→ **Problem 1**: From the records below, set out as a numbered list the lines beginning at the one containing "data-point: [93, 193, 99, 198]" and stopping after the one containing "data-point: [126, 259, 132, 264]", omitting any blank lines.

→ **Text block**:
####
Some teachers have always done this – compiled their own content and
built their own courses to match a curriculum.
Many of these teachers are called ‘authors’ – because they publish what
they have done for the benefit of other teachers teaching the same course.
Publishers provide the mechanism for this to happen – meaning that many
teachers can benefit from the efforts of a few.
In the digital world there is still a role for curators of
content. Whether traditional publishers
or new tech-led entrants continue to collect, collate and curate content or
whether some teachers choose to curate their own content is a choice. Just as teachers have always had a choice from
a range of textbooks written by authors of varied experience - including a
choice not to choose – then surely teachers now will still look to experienced colleagues
to curate content.
Is it a problem that curators of content expect to be paid
for their services? I don’t think
so. We don’t expect the wheat farmer to
provide the baker with free raw materials.
This is also an issue, it seems to me, with government-sponsored
collections of discrete items of content.
####
(Items from a dataset)
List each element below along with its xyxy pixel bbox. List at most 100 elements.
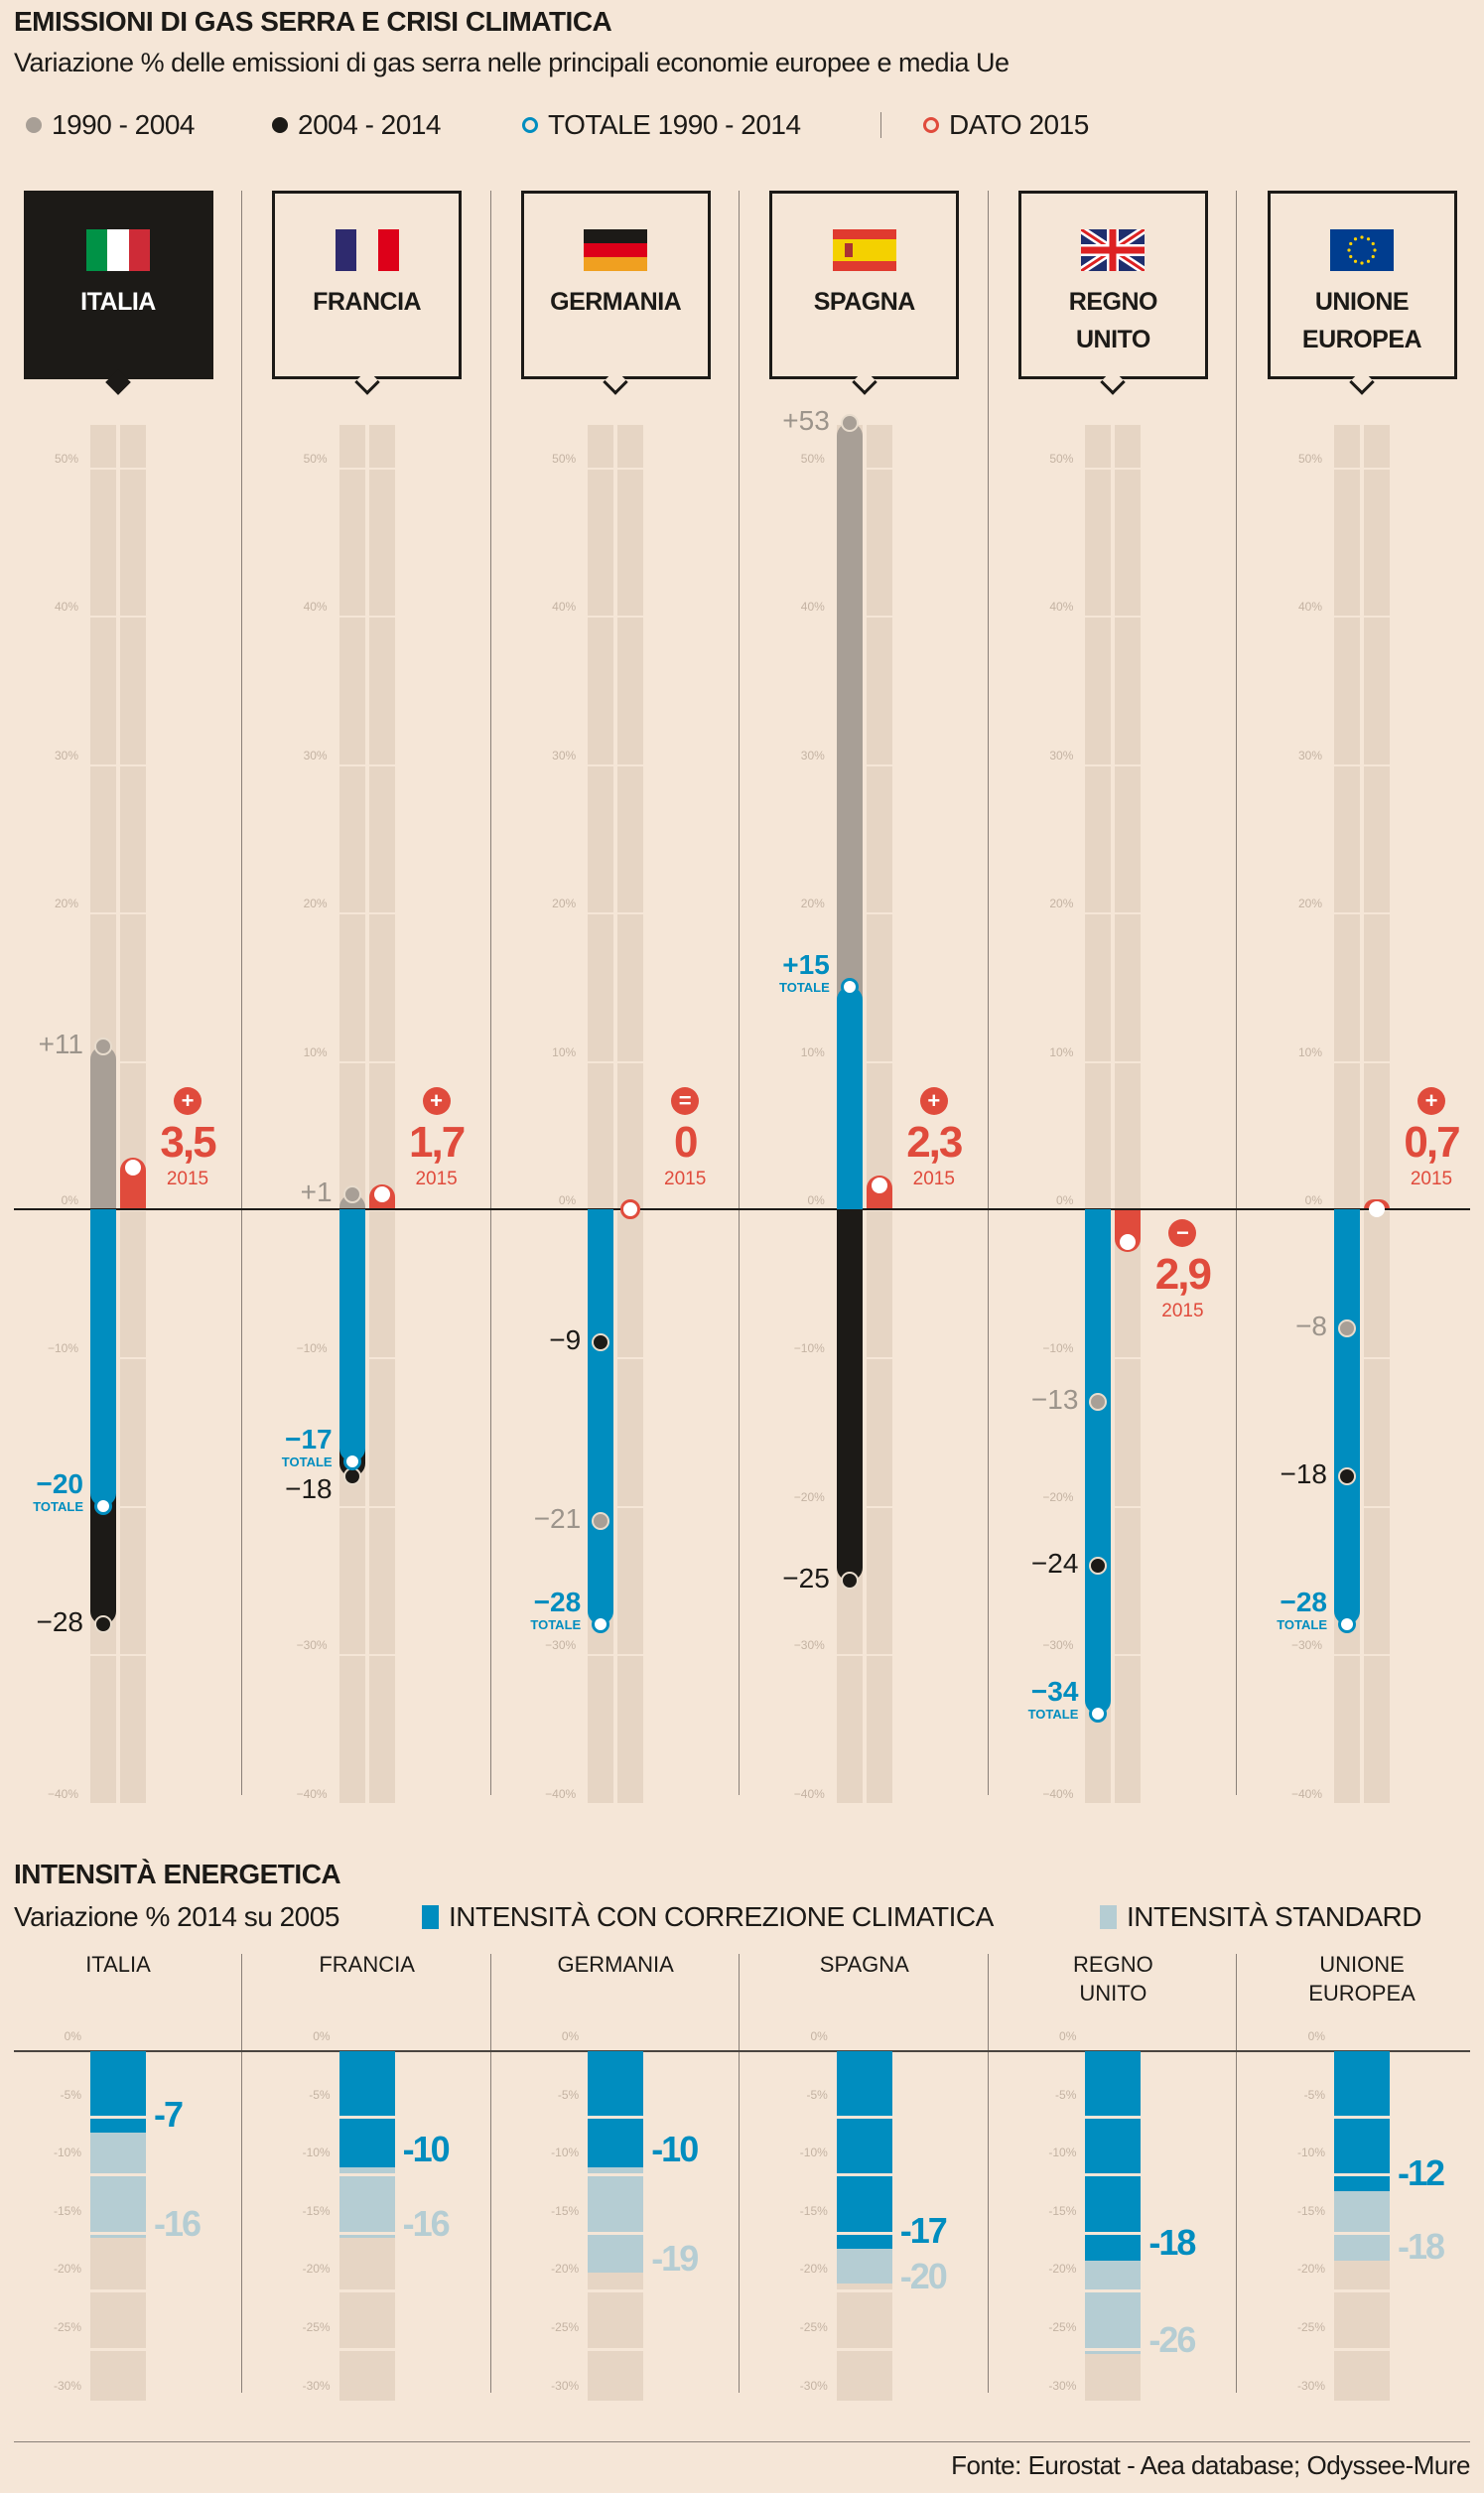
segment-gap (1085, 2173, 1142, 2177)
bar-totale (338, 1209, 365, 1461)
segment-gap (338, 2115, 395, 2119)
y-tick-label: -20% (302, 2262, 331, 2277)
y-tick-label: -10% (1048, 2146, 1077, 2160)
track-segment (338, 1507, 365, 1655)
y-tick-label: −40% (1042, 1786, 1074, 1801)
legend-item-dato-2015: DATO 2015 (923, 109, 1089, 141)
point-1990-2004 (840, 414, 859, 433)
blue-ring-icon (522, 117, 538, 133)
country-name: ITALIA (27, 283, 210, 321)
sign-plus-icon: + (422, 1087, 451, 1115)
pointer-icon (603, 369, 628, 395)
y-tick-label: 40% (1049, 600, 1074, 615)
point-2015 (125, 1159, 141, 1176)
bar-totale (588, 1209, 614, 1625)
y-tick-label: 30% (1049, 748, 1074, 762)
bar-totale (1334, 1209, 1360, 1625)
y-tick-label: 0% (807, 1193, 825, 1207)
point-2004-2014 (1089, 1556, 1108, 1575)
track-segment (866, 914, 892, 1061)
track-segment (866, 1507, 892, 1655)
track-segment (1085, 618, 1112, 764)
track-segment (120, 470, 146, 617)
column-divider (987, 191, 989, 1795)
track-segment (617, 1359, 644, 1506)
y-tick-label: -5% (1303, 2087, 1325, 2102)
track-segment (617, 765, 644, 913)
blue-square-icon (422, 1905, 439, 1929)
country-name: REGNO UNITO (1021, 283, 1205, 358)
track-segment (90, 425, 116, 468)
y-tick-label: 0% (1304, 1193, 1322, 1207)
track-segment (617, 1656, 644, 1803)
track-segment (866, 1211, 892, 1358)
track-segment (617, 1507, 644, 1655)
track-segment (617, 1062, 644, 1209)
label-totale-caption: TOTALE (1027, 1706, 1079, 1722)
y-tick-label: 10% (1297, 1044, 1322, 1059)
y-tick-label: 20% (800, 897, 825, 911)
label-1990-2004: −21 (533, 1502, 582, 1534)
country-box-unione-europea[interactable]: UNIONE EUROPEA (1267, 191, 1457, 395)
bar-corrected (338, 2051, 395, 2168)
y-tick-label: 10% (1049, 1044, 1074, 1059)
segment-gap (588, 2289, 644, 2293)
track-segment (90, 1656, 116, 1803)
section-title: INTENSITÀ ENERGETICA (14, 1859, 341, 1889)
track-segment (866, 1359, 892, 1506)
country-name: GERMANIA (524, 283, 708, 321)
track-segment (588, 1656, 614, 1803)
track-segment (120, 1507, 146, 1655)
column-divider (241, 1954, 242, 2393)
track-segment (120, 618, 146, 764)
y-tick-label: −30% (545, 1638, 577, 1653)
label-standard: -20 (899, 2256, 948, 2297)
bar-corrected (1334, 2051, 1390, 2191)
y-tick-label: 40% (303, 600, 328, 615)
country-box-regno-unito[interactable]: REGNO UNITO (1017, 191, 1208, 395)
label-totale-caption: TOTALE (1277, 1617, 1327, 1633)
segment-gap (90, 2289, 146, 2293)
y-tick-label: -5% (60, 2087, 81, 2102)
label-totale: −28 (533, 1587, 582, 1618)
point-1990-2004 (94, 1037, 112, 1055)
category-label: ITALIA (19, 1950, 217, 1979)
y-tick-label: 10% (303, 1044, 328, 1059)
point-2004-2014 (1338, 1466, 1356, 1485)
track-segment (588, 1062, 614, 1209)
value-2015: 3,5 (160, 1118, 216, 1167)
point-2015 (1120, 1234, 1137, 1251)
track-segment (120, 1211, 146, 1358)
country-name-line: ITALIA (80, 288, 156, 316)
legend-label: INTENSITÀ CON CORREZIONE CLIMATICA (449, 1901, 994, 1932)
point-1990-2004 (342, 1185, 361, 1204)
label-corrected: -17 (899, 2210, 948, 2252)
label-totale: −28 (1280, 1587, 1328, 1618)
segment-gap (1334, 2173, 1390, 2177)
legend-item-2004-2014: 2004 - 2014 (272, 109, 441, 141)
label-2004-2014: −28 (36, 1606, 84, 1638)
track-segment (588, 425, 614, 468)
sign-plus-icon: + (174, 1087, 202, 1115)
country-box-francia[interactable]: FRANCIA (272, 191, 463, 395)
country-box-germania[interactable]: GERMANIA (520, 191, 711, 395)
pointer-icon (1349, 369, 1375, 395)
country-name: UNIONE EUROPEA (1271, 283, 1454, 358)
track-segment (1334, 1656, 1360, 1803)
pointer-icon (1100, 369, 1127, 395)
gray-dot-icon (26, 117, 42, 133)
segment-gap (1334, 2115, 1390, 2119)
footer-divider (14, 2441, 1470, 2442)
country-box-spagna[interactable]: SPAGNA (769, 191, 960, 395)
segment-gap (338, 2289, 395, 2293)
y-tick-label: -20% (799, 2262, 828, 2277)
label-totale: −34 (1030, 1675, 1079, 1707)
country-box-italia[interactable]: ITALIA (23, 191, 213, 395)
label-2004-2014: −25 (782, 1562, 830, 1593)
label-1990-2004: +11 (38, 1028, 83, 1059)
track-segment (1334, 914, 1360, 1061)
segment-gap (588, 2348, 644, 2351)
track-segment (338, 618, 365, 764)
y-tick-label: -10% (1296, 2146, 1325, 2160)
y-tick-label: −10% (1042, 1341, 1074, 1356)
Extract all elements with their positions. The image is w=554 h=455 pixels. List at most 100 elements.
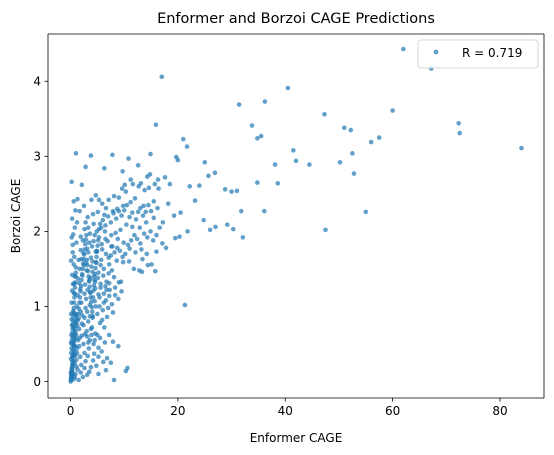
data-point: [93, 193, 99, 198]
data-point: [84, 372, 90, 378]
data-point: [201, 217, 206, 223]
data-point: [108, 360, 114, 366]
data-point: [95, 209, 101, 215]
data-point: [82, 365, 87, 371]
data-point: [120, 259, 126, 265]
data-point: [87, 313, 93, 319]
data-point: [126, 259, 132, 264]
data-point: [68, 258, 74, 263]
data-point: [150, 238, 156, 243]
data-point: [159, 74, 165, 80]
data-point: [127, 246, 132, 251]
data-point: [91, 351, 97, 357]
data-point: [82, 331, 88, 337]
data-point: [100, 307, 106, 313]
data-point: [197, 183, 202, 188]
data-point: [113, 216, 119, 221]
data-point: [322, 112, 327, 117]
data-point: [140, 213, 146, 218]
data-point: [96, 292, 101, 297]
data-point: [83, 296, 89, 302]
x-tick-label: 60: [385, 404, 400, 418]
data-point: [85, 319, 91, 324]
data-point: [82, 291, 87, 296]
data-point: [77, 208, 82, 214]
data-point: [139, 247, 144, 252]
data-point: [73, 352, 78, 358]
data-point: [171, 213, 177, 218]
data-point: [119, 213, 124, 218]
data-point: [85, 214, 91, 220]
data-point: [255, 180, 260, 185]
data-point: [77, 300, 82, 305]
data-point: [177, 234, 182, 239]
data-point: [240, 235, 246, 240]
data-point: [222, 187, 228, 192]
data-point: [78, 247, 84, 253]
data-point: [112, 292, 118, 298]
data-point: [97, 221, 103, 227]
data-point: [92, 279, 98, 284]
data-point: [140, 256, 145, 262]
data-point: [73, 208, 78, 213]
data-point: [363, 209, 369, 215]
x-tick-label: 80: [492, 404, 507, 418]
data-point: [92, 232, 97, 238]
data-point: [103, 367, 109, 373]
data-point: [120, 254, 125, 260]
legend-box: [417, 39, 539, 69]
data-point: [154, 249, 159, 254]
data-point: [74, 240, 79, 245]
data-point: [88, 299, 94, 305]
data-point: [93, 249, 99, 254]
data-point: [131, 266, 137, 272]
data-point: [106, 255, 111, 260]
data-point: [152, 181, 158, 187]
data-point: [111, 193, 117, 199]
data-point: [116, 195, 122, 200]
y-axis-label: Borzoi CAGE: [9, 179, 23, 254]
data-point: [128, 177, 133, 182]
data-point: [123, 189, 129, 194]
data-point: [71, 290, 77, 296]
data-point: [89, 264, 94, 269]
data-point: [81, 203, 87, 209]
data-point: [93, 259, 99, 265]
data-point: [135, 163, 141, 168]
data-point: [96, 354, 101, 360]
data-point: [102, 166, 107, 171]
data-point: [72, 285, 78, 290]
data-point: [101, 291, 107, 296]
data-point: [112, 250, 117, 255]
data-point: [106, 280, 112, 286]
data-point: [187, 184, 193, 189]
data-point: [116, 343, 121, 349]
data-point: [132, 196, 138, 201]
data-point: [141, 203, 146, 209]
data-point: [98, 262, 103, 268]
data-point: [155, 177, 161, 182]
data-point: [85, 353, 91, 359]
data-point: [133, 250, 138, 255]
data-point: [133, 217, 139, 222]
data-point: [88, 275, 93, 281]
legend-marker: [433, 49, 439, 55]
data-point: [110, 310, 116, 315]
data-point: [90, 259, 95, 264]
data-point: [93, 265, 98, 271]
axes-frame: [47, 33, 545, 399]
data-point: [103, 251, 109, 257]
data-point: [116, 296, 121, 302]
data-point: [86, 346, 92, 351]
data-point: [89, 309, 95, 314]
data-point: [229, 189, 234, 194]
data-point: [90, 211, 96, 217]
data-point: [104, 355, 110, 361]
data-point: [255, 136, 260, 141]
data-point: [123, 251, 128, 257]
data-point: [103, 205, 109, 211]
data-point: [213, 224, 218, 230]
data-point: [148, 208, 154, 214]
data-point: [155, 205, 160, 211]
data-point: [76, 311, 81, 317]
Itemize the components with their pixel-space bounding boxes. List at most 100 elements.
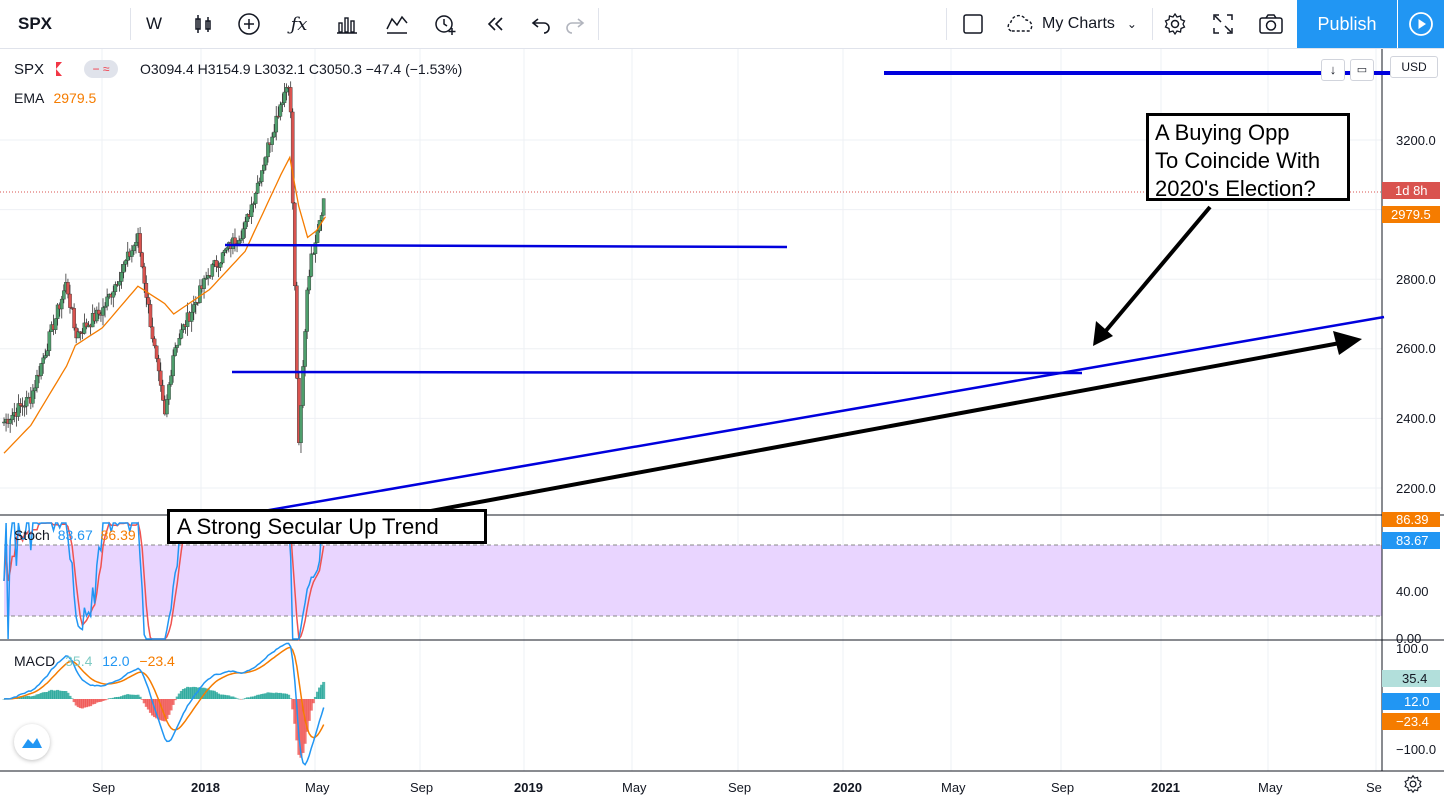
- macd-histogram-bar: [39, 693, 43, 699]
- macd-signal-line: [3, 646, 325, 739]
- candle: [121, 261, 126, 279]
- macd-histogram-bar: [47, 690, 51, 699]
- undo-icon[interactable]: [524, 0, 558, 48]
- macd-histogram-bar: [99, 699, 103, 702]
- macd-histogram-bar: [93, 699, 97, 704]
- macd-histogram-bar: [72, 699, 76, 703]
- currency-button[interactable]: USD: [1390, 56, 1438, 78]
####
→ **Problem 2**: Carry on the passage above about teachers, publishers and the curation of content from the point where it stops.

→ **Output 1**:
1. data-point: [93, 193, 99, 198]
2. data-point: [84, 372, 90, 378]
3. data-point: [201, 217, 206, 223]
4. data-point: [108, 360, 114, 366]
5. data-point: [95, 209, 101, 215]
6. data-point: [82, 365, 87, 371]
7. data-point: [120, 259, 126, 265]
8. data-point: [87, 313, 93, 319]
9. data-point: [126, 259, 132, 264]

→ **Output 2**:
A teacher searching for a diagram of what is happening in a chemical
reaction – for example – is likely to get multiple hits at varying levels of
difficulty and have to spend precious time sifting and searching for the
relevant content. Are we seriously
suggesting that every teacher should find the time in their already packed
schedules to plan lessons in this way? How many times does the wheel need inventing?
Good teachers have always supplemented their core materials
with what they have found that they believe will engage their students. They
might find these extra resources in a government-sponsored web collection of
discrete content. But only when these state sponsored collections are properly
curated so that a teacher can find the right content at the right level of
difficulty for the right course will these collections become viable sources
for complete course content. Once they
are curated and organized in this way there will be a word to describe what
they do – publisher!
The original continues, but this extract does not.